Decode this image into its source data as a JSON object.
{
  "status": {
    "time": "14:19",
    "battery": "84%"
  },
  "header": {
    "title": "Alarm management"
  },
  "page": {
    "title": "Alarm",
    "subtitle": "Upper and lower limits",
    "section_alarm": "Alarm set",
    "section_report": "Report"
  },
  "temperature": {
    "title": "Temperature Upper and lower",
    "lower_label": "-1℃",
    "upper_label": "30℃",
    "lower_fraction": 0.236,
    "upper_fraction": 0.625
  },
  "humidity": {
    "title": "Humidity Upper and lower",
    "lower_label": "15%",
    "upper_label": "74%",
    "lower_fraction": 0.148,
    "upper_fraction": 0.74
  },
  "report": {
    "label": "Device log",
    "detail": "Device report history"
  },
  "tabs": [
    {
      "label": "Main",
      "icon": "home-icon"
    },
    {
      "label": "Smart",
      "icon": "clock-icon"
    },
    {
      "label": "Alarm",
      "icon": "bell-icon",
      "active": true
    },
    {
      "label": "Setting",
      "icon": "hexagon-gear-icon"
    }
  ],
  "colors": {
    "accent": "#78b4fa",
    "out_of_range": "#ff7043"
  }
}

## What you have to do
Repeat each record in full; every line must match exactly.

## Reply
Decode this image into its source data as a JSON object.
{
  "status": {
    "time": "14:19",
    "battery": "84%"
  },
  "header": {
    "title": "Alarm management"
  },
  "page": {
    "title": "Alarm",
    "subtitle": "Upper and lower limits",
    "section_alarm": "Alarm set",
    "section_report": "Report"
  },
  "temperature": {
    "title": "Temperature Upper and lower",
    "lower_label": "-1℃",
    "upper_label": "30℃",
    "lower_fraction": 0.236,
    "upper_fraction": 0.625
  },
  "humidity": {
    "title": "Humidity Upper and lower",
    "lower_label": "15%",
    "upper_label": "74%",
    "lower_fraction": 0.148,
    "upper_fraction": 0.74
  },
  "report": {
    "label": "Device log",
    "detail": "Device report history"
  },
  "tabs": [
    {
      "label": "Main",
      "icon": "home-icon"
    },
    {
      "label": "Smart",
      "icon": "clock-icon"
    },
    {
      "label": "Alarm",
      "icon": "bell-icon",
      "active": true
    },
    {
      "label": "Setting",
      "icon": "hexagon-gear-icon"
    }
  ],
  "colors": {
    "accent": "#78b4fa",
    "out_of_range": "#ff7043"
  }
}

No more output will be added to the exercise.